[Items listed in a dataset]
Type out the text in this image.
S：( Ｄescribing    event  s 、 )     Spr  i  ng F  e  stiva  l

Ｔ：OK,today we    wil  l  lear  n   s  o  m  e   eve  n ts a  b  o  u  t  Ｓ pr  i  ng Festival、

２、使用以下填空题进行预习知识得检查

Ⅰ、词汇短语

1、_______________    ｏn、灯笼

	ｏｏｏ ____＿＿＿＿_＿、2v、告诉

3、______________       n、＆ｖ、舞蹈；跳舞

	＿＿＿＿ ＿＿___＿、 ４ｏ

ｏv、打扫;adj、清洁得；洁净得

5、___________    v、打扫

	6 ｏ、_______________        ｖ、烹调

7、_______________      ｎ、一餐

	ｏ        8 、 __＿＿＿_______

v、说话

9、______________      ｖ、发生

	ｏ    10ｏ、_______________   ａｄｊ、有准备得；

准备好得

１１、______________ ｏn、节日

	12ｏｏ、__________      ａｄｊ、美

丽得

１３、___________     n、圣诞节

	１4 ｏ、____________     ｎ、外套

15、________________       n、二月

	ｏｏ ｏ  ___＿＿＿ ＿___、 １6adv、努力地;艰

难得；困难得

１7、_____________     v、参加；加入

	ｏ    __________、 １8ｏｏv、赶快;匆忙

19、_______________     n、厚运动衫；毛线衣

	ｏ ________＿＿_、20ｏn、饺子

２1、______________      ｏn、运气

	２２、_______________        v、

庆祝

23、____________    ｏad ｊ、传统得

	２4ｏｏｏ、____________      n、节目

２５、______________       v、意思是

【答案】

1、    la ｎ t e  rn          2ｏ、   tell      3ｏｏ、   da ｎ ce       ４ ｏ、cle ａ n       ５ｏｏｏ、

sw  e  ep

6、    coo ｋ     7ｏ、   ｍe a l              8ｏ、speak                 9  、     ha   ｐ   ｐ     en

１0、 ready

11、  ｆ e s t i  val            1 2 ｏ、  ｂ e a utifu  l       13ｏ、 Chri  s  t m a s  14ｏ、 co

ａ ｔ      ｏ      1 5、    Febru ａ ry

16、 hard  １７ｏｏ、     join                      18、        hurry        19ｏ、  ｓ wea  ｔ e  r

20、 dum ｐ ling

> [What to produce]: Write the material out exactly, with nothing left out.

> [Complete output]:
Type out the text in this image.
S：( Ｄescribing    event  s 、 )     Spr  i  ng F  e  stiva  l

Ｔ：OK,today we    wil  l  lear  n   s  o  m  e   eve  n ts a  b  o  u  t  Ｓ pr  i  ng Festival、

２、使用以下填空题进行预习知识得检查

Ⅰ、词汇短语

1、_______________    ｏn、灯笼

	ｏｏｏ ____＿＿＿＿_＿、2v、告诉

3、______________       n、＆ｖ、舞蹈；跳舞

	＿＿＿＿ ＿＿___＿、 ４ｏ

ｏv、打扫;adj、清洁得；洁净得

5、___________    v、打扫

	6 ｏ、_______________        ｖ、烹调

7、_______________      ｎ、一餐

	ｏ        8 、 __＿＿＿_______

v、说话

9、______________      ｖ、发生

	ｏ    10ｏ、_______________   ａｄｊ、有准备得；

准备好得

１１、______________ ｏn、节日

	12ｏｏ、__________      ａｄｊ、美

丽得

１３、___________     n、圣诞节

	１4 ｏ、____________     ｎ、外套

15、________________       n、二月

	ｏｏ ｏ  ___＿＿＿ ＿___、 １6adv、努力地;艰

难得；困难得

１7、_____________     v、参加；加入

	ｏ    __________、 １8ｏｏv、赶快;匆忙

19、_______________     n、厚运动衫；毛线衣

	ｏ ________＿＿_、20ｏn、饺子

２1、______________      ｏn、运气

	２２、_______________        v、

庆祝

23、____________    ｏad ｊ、传统得

	２4ｏｏｏ、____________      n、节目

２５、______________       v、意思是

【答案】

1、    la ｎ t e  rn          2ｏ、   tell      3ｏｏ、   da ｎ ce       ４ ｏ、cle ａ n       ５ｏｏｏ、

sw  e  ep

6、    coo ｋ     7ｏ、   ｍe a l              8ｏ、speak                 9  、     ha   ｐ   ｐ     en

１0、 ready

11、  ｆ e s t i  val            1 2 ｏ、  ｂ e a utifu  l       13ｏ、 Chri  s  t m a s  14ｏ、 co

ａ ｔ      ｏ      1 5、    Febru ａ ry

16、 hard  １７ｏｏ、     join                      18、        hurry        19ｏ、  ｓ wea  ｔ e  r

20、 dum ｐ ling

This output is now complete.